* _Aim_
Using the entries that follow, state how many lines contain the word "营养组织". The response is that number and nothing more.
-- START Supplied material --
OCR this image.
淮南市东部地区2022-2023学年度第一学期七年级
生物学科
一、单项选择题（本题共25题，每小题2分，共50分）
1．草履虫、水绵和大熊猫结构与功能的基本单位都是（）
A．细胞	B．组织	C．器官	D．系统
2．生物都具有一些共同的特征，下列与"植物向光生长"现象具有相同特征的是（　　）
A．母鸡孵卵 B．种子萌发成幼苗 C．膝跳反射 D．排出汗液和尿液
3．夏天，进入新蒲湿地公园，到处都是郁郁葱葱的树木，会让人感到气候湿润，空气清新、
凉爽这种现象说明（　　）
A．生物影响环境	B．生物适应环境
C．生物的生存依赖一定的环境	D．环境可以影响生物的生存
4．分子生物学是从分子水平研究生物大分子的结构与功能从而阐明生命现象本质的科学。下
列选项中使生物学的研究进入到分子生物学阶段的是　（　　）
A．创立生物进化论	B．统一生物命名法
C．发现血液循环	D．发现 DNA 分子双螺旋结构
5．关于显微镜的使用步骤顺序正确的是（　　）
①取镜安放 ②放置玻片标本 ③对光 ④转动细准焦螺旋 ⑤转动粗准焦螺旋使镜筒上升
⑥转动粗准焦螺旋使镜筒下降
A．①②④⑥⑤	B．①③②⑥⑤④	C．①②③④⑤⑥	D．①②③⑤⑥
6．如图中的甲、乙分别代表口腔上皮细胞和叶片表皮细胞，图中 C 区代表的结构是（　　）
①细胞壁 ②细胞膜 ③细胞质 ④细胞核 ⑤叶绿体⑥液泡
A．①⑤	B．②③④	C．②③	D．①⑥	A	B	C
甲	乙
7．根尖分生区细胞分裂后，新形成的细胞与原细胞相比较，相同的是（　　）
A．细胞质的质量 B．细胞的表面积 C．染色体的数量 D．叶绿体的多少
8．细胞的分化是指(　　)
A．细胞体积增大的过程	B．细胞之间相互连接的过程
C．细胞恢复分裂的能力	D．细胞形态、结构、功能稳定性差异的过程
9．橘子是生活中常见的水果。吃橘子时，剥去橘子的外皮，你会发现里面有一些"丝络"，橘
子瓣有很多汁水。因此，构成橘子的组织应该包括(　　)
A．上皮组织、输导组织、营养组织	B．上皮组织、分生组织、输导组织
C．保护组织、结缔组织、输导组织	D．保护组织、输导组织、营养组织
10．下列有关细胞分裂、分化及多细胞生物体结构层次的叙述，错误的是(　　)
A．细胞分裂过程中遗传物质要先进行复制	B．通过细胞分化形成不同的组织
-- END Supplied material --
* _Result of the task_
2